(Data tied to figure images)
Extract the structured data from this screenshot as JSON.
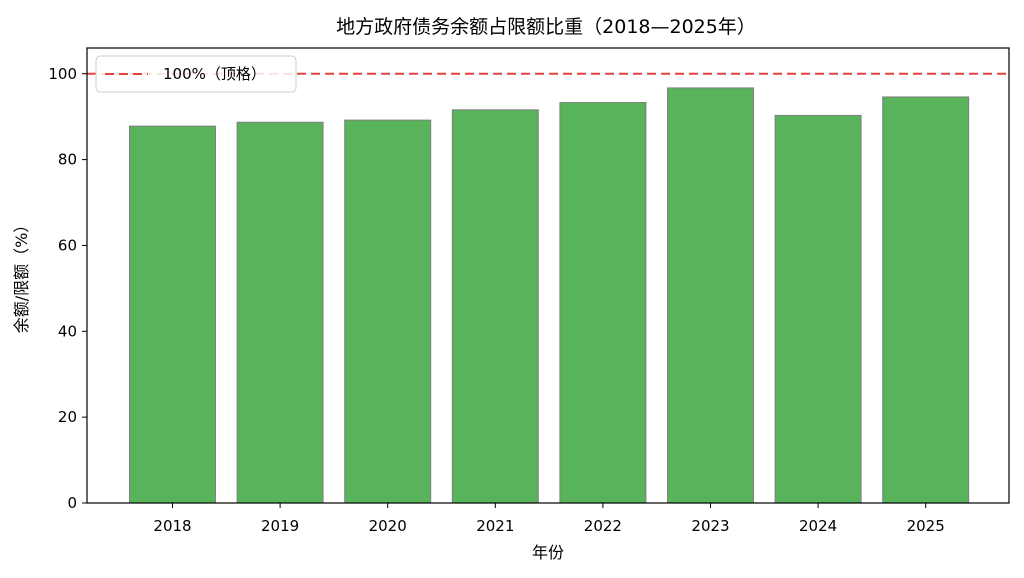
{
  "chart_data": {
    "type": "bar",
    "title": "地方政府债务余额占限额比重（2018—2025年）",
    "xlabel": "年份",
    "ylabel": "余额/限额（%）",
    "categories": [
      "2018",
      "2019",
      "2020",
      "2021",
      "2022",
      "2023",
      "2024",
      "2025"
    ],
    "values": [
      87.8,
      88.7,
      89.2,
      91.6,
      93.3,
      96.7,
      90.3,
      94.6
    ],
    "ylim": [
      0,
      106
    ],
    "yticks": [
      0,
      20,
      40,
      60,
      80,
      100
    ],
    "bar_color": "#58b35a",
    "bar_edge_color": "#808080",
    "reference_line": {
      "value": 100,
      "label": "100%（顶格）",
      "color": "#e8413b",
      "style": "dashed"
    },
    "legend": {
      "placement": "top-left"
    },
    "grid": false
  }
}
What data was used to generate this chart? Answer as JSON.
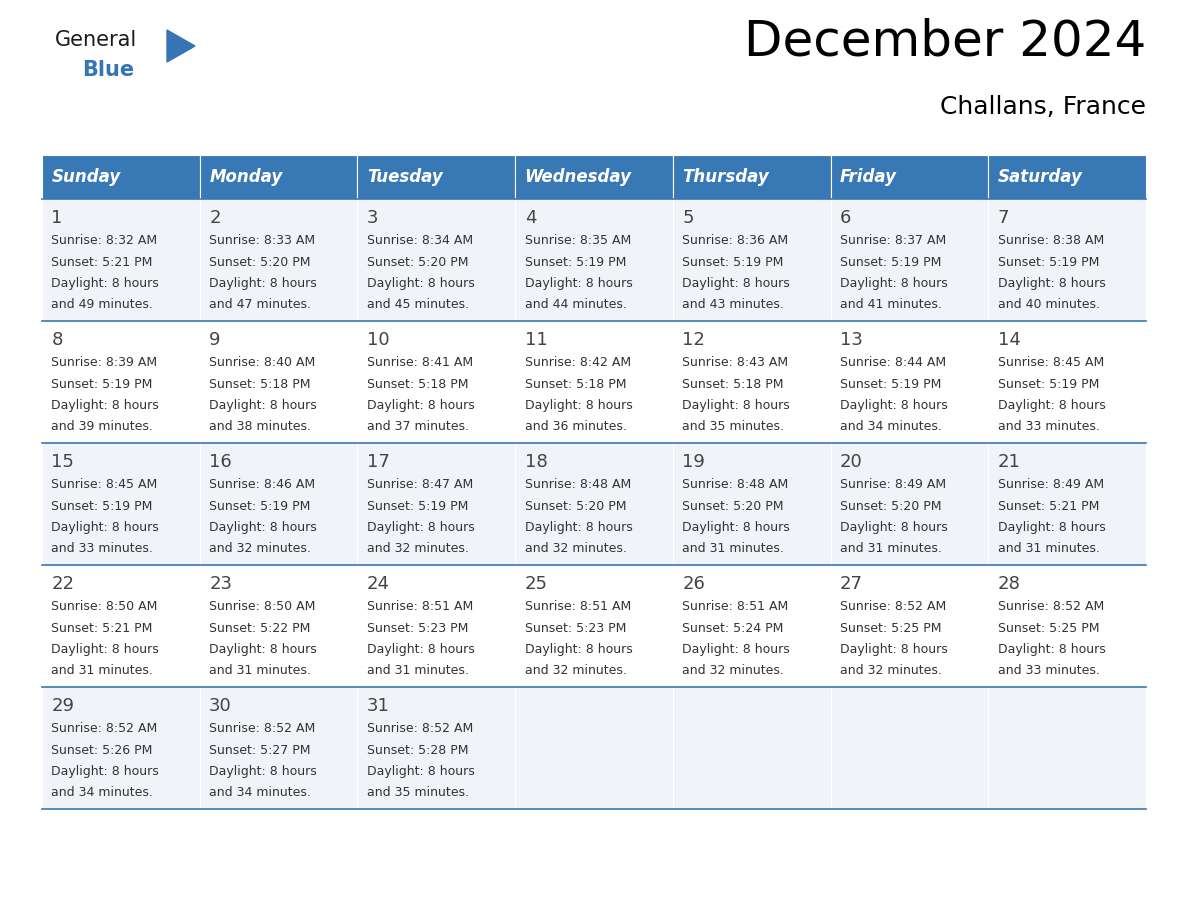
{
  "title": "December 2024",
  "subtitle": "Challans, France",
  "header_color": "#3878b4",
  "header_text_color": "#ffffff",
  "day_names": [
    "Sunday",
    "Monday",
    "Tuesday",
    "Wednesday",
    "Thursday",
    "Friday",
    "Saturday"
  ],
  "weeks": [
    [
      {
        "day": 1,
        "sunrise": "8:32 AM",
        "sunset": "5:21 PM",
        "daylight_l1": "Daylight: 8 hours",
        "daylight_l2": "and 49 minutes."
      },
      {
        "day": 2,
        "sunrise": "8:33 AM",
        "sunset": "5:20 PM",
        "daylight_l1": "Daylight: 8 hours",
        "daylight_l2": "and 47 minutes."
      },
      {
        "day": 3,
        "sunrise": "8:34 AM",
        "sunset": "5:20 PM",
        "daylight_l1": "Daylight: 8 hours",
        "daylight_l2": "and 45 minutes."
      },
      {
        "day": 4,
        "sunrise": "8:35 AM",
        "sunset": "5:19 PM",
        "daylight_l1": "Daylight: 8 hours",
        "daylight_l2": "and 44 minutes."
      },
      {
        "day": 5,
        "sunrise": "8:36 AM",
        "sunset": "5:19 PM",
        "daylight_l1": "Daylight: 8 hours",
        "daylight_l2": "and 43 minutes."
      },
      {
        "day": 6,
        "sunrise": "8:37 AM",
        "sunset": "5:19 PM",
        "daylight_l1": "Daylight: 8 hours",
        "daylight_l2": "and 41 minutes."
      },
      {
        "day": 7,
        "sunrise": "8:38 AM",
        "sunset": "5:19 PM",
        "daylight_l1": "Daylight: 8 hours",
        "daylight_l2": "and 40 minutes."
      }
    ],
    [
      {
        "day": 8,
        "sunrise": "8:39 AM",
        "sunset": "5:19 PM",
        "daylight_l1": "Daylight: 8 hours",
        "daylight_l2": "and 39 minutes."
      },
      {
        "day": 9,
        "sunrise": "8:40 AM",
        "sunset": "5:18 PM",
        "daylight_l1": "Daylight: 8 hours",
        "daylight_l2": "and 38 minutes."
      },
      {
        "day": 10,
        "sunrise": "8:41 AM",
        "sunset": "5:18 PM",
        "daylight_l1": "Daylight: 8 hours",
        "daylight_l2": "and 37 minutes."
      },
      {
        "day": 11,
        "sunrise": "8:42 AM",
        "sunset": "5:18 PM",
        "daylight_l1": "Daylight: 8 hours",
        "daylight_l2": "and 36 minutes."
      },
      {
        "day": 12,
        "sunrise": "8:43 AM",
        "sunset": "5:18 PM",
        "daylight_l1": "Daylight: 8 hours",
        "daylight_l2": "and 35 minutes."
      },
      {
        "day": 13,
        "sunrise": "8:44 AM",
        "sunset": "5:19 PM",
        "daylight_l1": "Daylight: 8 hours",
        "daylight_l2": "and 34 minutes."
      },
      {
        "day": 14,
        "sunrise": "8:45 AM",
        "sunset": "5:19 PM",
        "daylight_l1": "Daylight: 8 hours",
        "daylight_l2": "and 33 minutes."
      }
    ],
    [
      {
        "day": 15,
        "sunrise": "8:45 AM",
        "sunset": "5:19 PM",
        "daylight_l1": "Daylight: 8 hours",
        "daylight_l2": "and 33 minutes."
      },
      {
        "day": 16,
        "sunrise": "8:46 AM",
        "sunset": "5:19 PM",
        "daylight_l1": "Daylight: 8 hours",
        "daylight_l2": "and 32 minutes."
      },
      {
        "day": 17,
        "sunrise": "8:47 AM",
        "sunset": "5:19 PM",
        "daylight_l1": "Daylight: 8 hours",
        "daylight_l2": "and 32 minutes."
      },
      {
        "day": 18,
        "sunrise": "8:48 AM",
        "sunset": "5:20 PM",
        "daylight_l1": "Daylight: 8 hours",
        "daylight_l2": "and 32 minutes."
      },
      {
        "day": 19,
        "sunrise": "8:48 AM",
        "sunset": "5:20 PM",
        "daylight_l1": "Daylight: 8 hours",
        "daylight_l2": "and 31 minutes."
      },
      {
        "day": 20,
        "sunrise": "8:49 AM",
        "sunset": "5:20 PM",
        "daylight_l1": "Daylight: 8 hours",
        "daylight_l2": "and 31 minutes."
      },
      {
        "day": 21,
        "sunrise": "8:49 AM",
        "sunset": "5:21 PM",
        "daylight_l1": "Daylight: 8 hours",
        "daylight_l2": "and 31 minutes."
      }
    ],
    [
      {
        "day": 22,
        "sunrise": "8:50 AM",
        "sunset": "5:21 PM",
        "daylight_l1": "Daylight: 8 hours",
        "daylight_l2": "and 31 minutes."
      },
      {
        "day": 23,
        "sunrise": "8:50 AM",
        "sunset": "5:22 PM",
        "daylight_l1": "Daylight: 8 hours",
        "daylight_l2": "and 31 minutes."
      },
      {
        "day": 24,
        "sunrise": "8:51 AM",
        "sunset": "5:23 PM",
        "daylight_l1": "Daylight: 8 hours",
        "daylight_l2": "and 31 minutes."
      },
      {
        "day": 25,
        "sunrise": "8:51 AM",
        "sunset": "5:23 PM",
        "daylight_l1": "Daylight: 8 hours",
        "daylight_l2": "and 32 minutes."
      },
      {
        "day": 26,
        "sunrise": "8:51 AM",
        "sunset": "5:24 PM",
        "daylight_l1": "Daylight: 8 hours",
        "daylight_l2": "and 32 minutes."
      },
      {
        "day": 27,
        "sunrise": "8:52 AM",
        "sunset": "5:25 PM",
        "daylight_l1": "Daylight: 8 hours",
        "daylight_l2": "and 32 minutes."
      },
      {
        "day": 28,
        "sunrise": "8:52 AM",
        "sunset": "5:25 PM",
        "daylight_l1": "Daylight: 8 hours",
        "daylight_l2": "and 33 minutes."
      }
    ],
    [
      {
        "day": 29,
        "sunrise": "8:52 AM",
        "sunset": "5:26 PM",
        "daylight_l1": "Daylight: 8 hours",
        "daylight_l2": "and 34 minutes."
      },
      {
        "day": 30,
        "sunrise": "8:52 AM",
        "sunset": "5:27 PM",
        "daylight_l1": "Daylight: 8 hours",
        "daylight_l2": "and 34 minutes."
      },
      {
        "day": 31,
        "sunrise": "8:52 AM",
        "sunset": "5:28 PM",
        "daylight_l1": "Daylight: 8 hours",
        "daylight_l2": "and 35 minutes."
      },
      null,
      null,
      null,
      null
    ]
  ],
  "logo_general_color": "#1a1a1a",
  "logo_blue_color": "#3575b5",
  "grid_line_color": "#3878b4",
  "text_color": "#333333",
  "cell_bg_odd": "#f0f4f8",
  "cell_bg_even": "#ffffff",
  "title_fontsize": 36,
  "subtitle_fontsize": 18,
  "header_fontsize": 12,
  "day_num_fontsize": 13,
  "cell_text_fontsize": 9
}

*WHAT YOU NEED TO DO*. All of the entries above should be duplicated exactly, except for the pictures.

*TASK RESPONSE*.
Extract the structured data from this screenshot as JSON.
{
  "chart_data": {
    "type": "bar",
    "title": "地方政府债务余额占限额比重（2018—2025年）",
    "xlabel": "年份",
    "ylabel": "余额/限额（%）",
    "categories": [
      "2018",
      "2019",
      "2020",
      "2021",
      "2022",
      "2023",
      "2024",
      "2025"
    ],
    "values": [
      87.8,
      88.7,
      89.2,
      91.6,
      93.3,
      96.7,
      90.3,
      94.6
    ],
    "ylim": [
      0,
      106
    ],
    "yticks": [
      0,
      20,
      40,
      60,
      80,
      100
    ],
    "bar_color": "#58b35a",
    "bar_edge_color": "#808080",
    "reference_line": {
      "value": 100,
      "label": "100%（顶格）",
      "color": "#e8413b",
      "style": "dashed"
    },
    "legend": {
      "placement": "top-left"
    },
    "grid": false
  }
}
What data was used to generate this chart? Answer as JSON.
{
  "title": "December 2024",
  "subtitle": "Challans, France",
  "header_color": "#3878b4",
  "header_text_color": "#ffffff",
  "day_names": [
    "Sunday",
    "Monday",
    "Tuesday",
    "Wednesday",
    "Thursday",
    "Friday",
    "Saturday"
  ],
  "weeks": [
    [
      {
        "day": 1,
        "sunrise": "8:32 AM",
        "sunset": "5:21 PM",
        "daylight_l1": "Daylight: 8 hours",
        "daylight_l2": "and 49 minutes."
      },
      {
        "day": 2,
        "sunrise": "8:33 AM",
        "sunset": "5:20 PM",
        "daylight_l1": "Daylight: 8 hours",
        "daylight_l2": "and 47 minutes."
      },
      {
        "day": 3,
        "sunrise": "8:34 AM",
        "sunset": "5:20 PM",
        "daylight_l1": "Daylight: 8 hours",
        "daylight_l2": "and 45 minutes."
      },
      {
        "day": 4,
        "sunrise": "8:35 AM",
        "sunset": "5:19 PM",
        "daylight_l1": "Daylight: 8 hours",
        "daylight_l2": "and 44 minutes."
      },
      {
        "day": 5,
        "sunrise": "8:36 AM",
        "sunset": "5:19 PM",
        "daylight_l1": "Daylight: 8 hours",
        "daylight_l2": "and 43 minutes."
      },
      {
        "day": 6,
        "sunrise": "8:37 AM",
        "sunset": "5:19 PM",
        "daylight_l1": "Daylight: 8 hours",
        "daylight_l2": "and 41 minutes."
      },
      {
        "day": 7,
        "sunrise": "8:38 AM",
        "sunset": "5:19 PM",
        "daylight_l1": "Daylight: 8 hours",
        "daylight_l2": "and 40 minutes."
      }
    ],
    [
      {
        "day": 8,
        "sunrise": "8:39 AM",
        "sunset": "5:19 PM",
        "daylight_l1": "Daylight: 8 hours",
        "daylight_l2": "and 39 minutes."
      },
      {
        "day": 9,
        "sunrise": "8:40 AM",
        "sunset": "5:18 PM",
        "daylight_l1": "Daylight: 8 hours",
        "daylight_l2": "and 38 minutes."
      },
      {
        "day": 10,
        "sunrise": "8:41 AM",
        "sunset": "5:18 PM",
        "daylight_l1": "Daylight: 8 hours",
        "daylight_l2": "and 37 minutes."
      },
      {
        "day": 11,
        "sunrise": "8:42 AM",
        "sunset": "5:18 PM",
        "daylight_l1": "Daylight: 8 hours",
        "daylight_l2": "and 36 minutes."
      },
      {
        "day": 12,
        "sunrise": "8:43 AM",
        "sunset": "5:18 PM",
        "daylight_l1": "Daylight: 8 hours",
        "daylight_l2": "and 35 minutes."
      },
      {
        "day": 13,
        "sunrise": "8:44 AM",
        "sunset": "5:19 PM",
        "daylight_l1": "Daylight: 8 hours",
        "daylight_l2": "and 34 minutes."
      },
      {
        "day": 14,
        "sunrise": "8:45 AM",
        "sunset": "5:19 PM",
        "daylight_l1": "Daylight: 8 hours",
        "daylight_l2": "and 33 minutes."
      }
    ],
    [
      {
        "day": 15,
        "sunrise": "8:45 AM",
        "sunset": "5:19 PM",
        "daylight_l1": "Daylight: 8 hours",
        "daylight_l2": "and 33 minutes."
      },
      {
        "day": 16,
        "sunrise": "8:46 AM",
        "sunset": "5:19 PM",
        "daylight_l1": "Daylight: 8 hours",
        "daylight_l2": "and 32 minutes."
      },
      {
        "day": 17,
        "sunrise": "8:47 AM",
        "sunset": "5:19 PM",
        "daylight_l1": "Daylight: 8 hours",
        "daylight_l2": "and 32 minutes."
      },
      {
        "day": 18,
        "sunrise": "8:48 AM",
        "sunset": "5:20 PM",
        "daylight_l1": "Daylight: 8 hours",
        "daylight_l2": "and 32 minutes."
      },
      {
        "day": 19,
        "sunrise": "8:48 AM",
        "sunset": "5:20 PM",
        "daylight_l1": "Daylight: 8 hours",
        "daylight_l2": "and 31 minutes."
      },
      {
        "day": 20,
        "sunrise": "8:49 AM",
        "sunset": "5:20 PM",
        "daylight_l1": "Daylight: 8 hours",
        "daylight_l2": "and 31 minutes."
      },
      {
        "day": 21,
        "sunrise": "8:49 AM",
        "sunset": "5:21 PM",
        "daylight_l1": "Daylight: 8 hours",
        "daylight_l2": "and 31 minutes."
      }
    ],
    [
      {
        "day": 22,
        "sunrise": "8:50 AM",
        "sunset": "5:21 PM",
        "daylight_l1": "Daylight: 8 hours",
        "daylight_l2": "and 31 minutes."
      },
      {
        "day": 23,
        "sunrise": "8:50 AM",
        "sunset": "5:22 PM",
        "daylight_l1": "Daylight: 8 hours",
        "daylight_l2": "and 31 minutes."
      },
      {
        "day": 24,
        "sunrise": "8:51 AM",
        "sunset": "5:23 PM",
        "daylight_l1": "Daylight: 8 hours",
        "daylight_l2": "and 31 minutes."
      },
      {
        "day": 25,
        "sunrise": "8:51 AM",
        "sunset": "5:23 PM",
        "daylight_l1": "Daylight: 8 hours",
        "daylight_l2": "and 32 minutes."
      },
      {
        "day": 26,
        "sunrise": "8:51 AM",
        "sunset": "5:24 PM",
        "daylight_l1": "Daylight: 8 hours",
        "daylight_l2": "and 32 minutes."
      },
      {
        "day": 27,
        "sunrise": "8:52 AM",
        "sunset": "5:25 PM",
        "daylight_l1": "Daylight: 8 hours",
        "daylight_l2": "and 32 minutes."
      },
      {
        "day": 28,
        "sunrise": "8:52 AM",
        "sunset": "5:25 PM",
        "daylight_l1": "Daylight: 8 hours",
        "daylight_l2": "and 33 minutes."
      }
    ],
    [
      {
        "day": 29,
        "sunrise": "8:52 AM",
        "sunset": "5:26 PM",
        "daylight_l1": "Daylight: 8 hours",
        "daylight_l2": "and 34 minutes."
      },
      {
        "day": 30,
        "sunrise": "8:52 AM",
        "sunset": "5:27 PM",
        "daylight_l1": "Daylight: 8 hours",
        "daylight_l2": "and 34 minutes."
      },
      {
        "day": 31,
        "sunrise": "8:52 AM",
        "sunset": "5:28 PM",
        "daylight_l1": "Daylight: 8 hours",
        "daylight_l2": "and 35 minutes."
      },
      null,
      null,
      null,
      null
    ]
  ],
  "logo_general_color": "#1a1a1a",
  "logo_blue_color": "#3575b5",
  "grid_line_color": "#3878b4",
  "text_color": "#333333",
  "cell_bg_odd": "#f0f4f8",
  "cell_bg_even": "#ffffff",
  "title_fontsize": 36,
  "subtitle_fontsize": 18,
  "header_fontsize": 12,
  "day_num_fontsize": 13,
  "cell_text_fontsize": 9
}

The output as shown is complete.